───── Dataset rows

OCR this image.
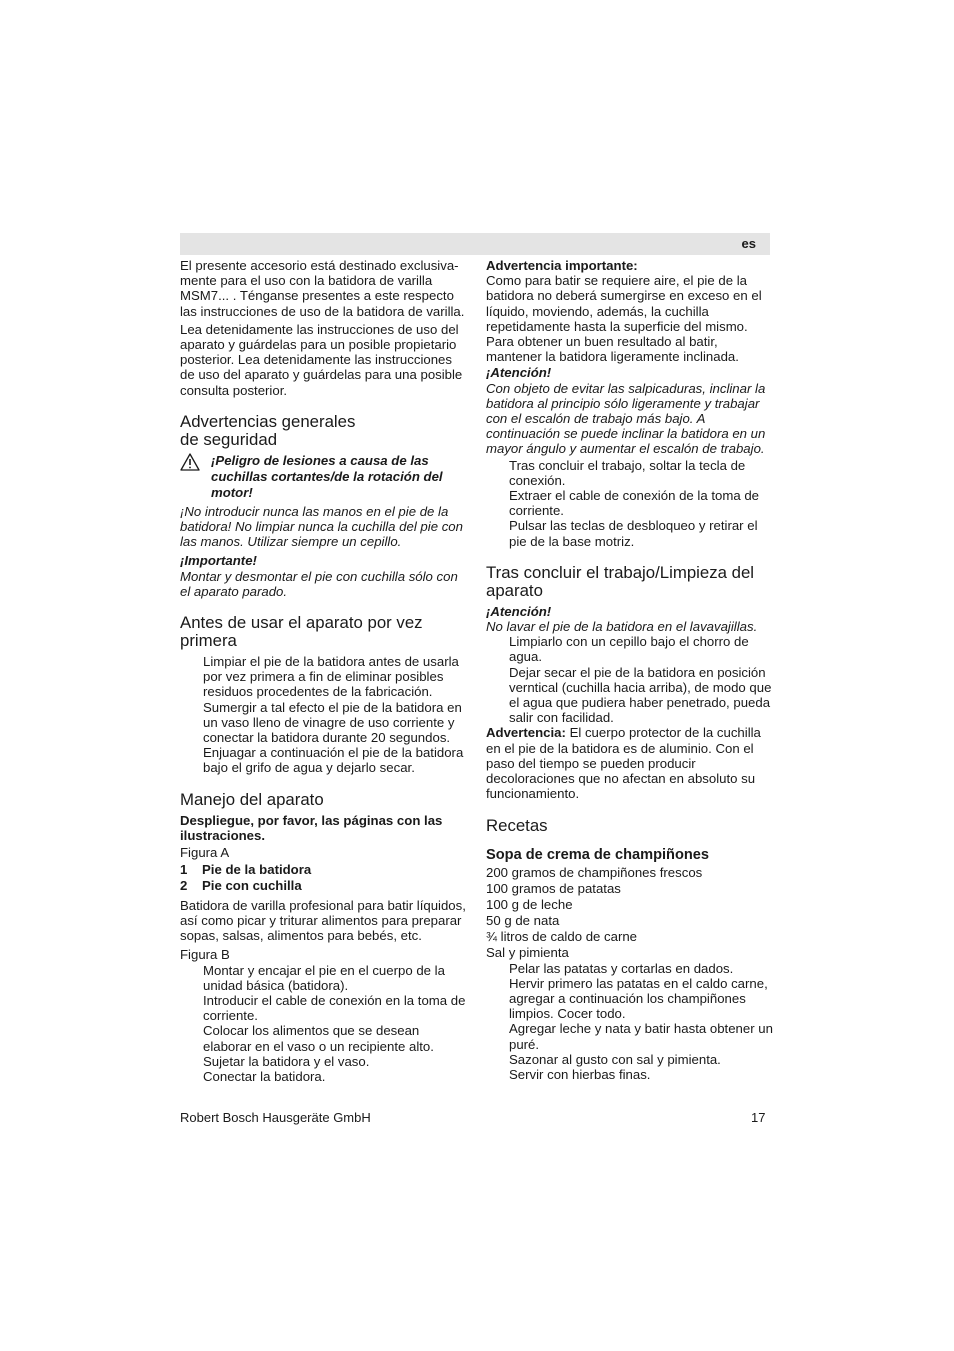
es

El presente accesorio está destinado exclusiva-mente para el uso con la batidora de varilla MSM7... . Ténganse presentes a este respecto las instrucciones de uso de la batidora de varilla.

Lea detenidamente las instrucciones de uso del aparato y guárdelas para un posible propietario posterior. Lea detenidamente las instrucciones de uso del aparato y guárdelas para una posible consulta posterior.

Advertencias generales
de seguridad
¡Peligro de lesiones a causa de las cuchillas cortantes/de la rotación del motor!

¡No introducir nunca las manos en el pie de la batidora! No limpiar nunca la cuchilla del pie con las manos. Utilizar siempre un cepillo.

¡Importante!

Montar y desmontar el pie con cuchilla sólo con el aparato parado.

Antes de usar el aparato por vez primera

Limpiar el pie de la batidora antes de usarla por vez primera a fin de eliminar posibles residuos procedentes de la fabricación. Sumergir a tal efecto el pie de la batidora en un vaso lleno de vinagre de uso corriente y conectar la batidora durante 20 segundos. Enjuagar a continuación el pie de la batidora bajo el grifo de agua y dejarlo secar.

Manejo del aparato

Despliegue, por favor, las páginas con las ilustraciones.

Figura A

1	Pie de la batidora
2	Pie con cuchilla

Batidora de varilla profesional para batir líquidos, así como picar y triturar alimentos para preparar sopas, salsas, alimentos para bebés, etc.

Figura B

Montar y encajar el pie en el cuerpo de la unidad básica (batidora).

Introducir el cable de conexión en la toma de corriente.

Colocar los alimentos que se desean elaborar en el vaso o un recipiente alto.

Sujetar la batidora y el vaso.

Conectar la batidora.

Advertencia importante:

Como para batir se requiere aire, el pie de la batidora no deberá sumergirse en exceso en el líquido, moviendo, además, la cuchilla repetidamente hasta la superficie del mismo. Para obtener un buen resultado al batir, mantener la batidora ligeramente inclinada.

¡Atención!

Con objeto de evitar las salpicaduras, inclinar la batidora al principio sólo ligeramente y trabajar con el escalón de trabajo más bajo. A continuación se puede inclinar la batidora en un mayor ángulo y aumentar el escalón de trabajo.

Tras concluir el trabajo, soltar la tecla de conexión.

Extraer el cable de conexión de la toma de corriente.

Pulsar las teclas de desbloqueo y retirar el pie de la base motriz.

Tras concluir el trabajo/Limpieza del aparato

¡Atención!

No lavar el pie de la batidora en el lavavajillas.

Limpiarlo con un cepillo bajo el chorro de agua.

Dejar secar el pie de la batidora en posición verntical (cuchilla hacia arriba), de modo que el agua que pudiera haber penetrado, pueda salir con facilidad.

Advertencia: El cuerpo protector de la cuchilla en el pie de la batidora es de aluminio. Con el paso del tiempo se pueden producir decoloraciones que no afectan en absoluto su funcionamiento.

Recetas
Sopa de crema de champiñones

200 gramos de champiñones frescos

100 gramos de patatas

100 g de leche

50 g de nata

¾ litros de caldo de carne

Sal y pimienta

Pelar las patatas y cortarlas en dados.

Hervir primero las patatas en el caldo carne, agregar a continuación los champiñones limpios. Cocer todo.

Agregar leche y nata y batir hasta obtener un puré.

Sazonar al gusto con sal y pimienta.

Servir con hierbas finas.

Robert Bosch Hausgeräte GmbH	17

──────────
───── Dataset rows

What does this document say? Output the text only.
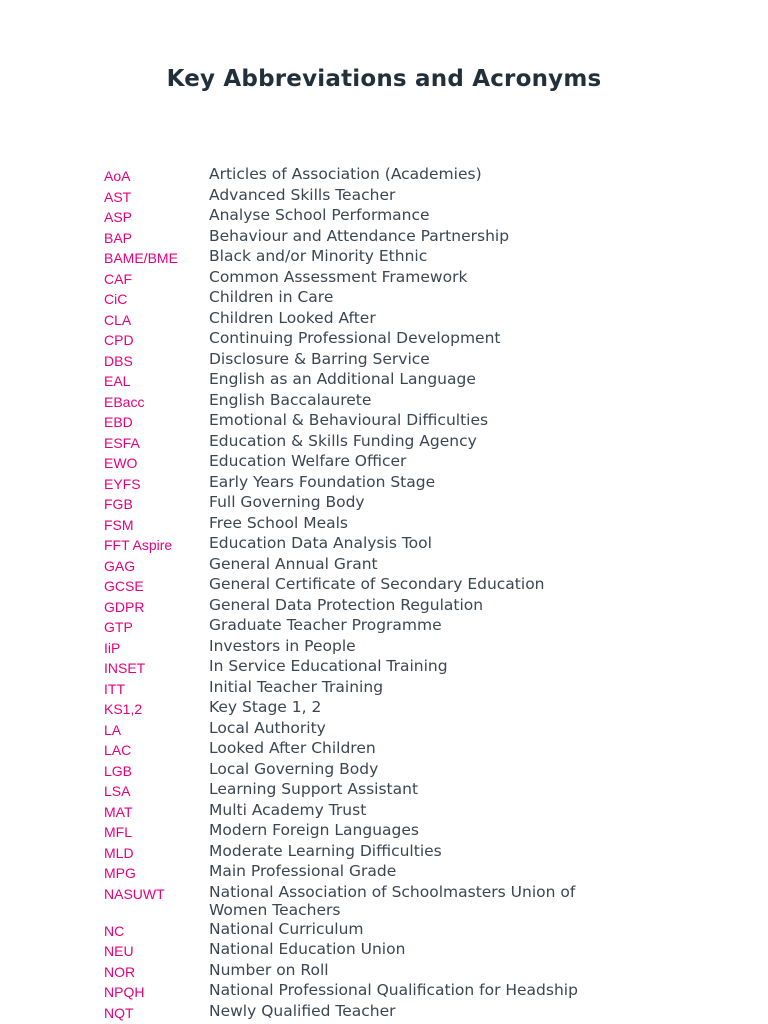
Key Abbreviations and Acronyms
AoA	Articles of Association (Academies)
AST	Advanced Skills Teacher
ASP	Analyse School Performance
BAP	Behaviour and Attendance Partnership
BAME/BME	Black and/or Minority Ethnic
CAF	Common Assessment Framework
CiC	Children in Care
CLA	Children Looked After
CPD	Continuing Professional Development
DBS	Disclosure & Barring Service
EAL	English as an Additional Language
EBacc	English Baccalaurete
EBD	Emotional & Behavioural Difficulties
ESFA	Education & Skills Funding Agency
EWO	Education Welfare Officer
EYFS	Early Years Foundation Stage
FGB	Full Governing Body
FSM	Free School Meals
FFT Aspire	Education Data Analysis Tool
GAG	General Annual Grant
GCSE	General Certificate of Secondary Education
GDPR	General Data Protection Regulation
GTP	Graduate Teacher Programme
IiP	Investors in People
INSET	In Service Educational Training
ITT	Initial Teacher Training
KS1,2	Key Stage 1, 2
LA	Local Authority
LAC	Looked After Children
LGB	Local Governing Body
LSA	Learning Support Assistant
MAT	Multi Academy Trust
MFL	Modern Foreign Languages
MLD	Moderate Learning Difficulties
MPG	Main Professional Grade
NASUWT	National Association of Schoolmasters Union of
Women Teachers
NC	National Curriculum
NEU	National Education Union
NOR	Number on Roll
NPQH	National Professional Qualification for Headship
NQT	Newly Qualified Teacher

──────────

- Problem
Scan the listing above and copy all lines containing the word "Local".

- Solved problem
LA	Local Authority
LGB	Local Governing Body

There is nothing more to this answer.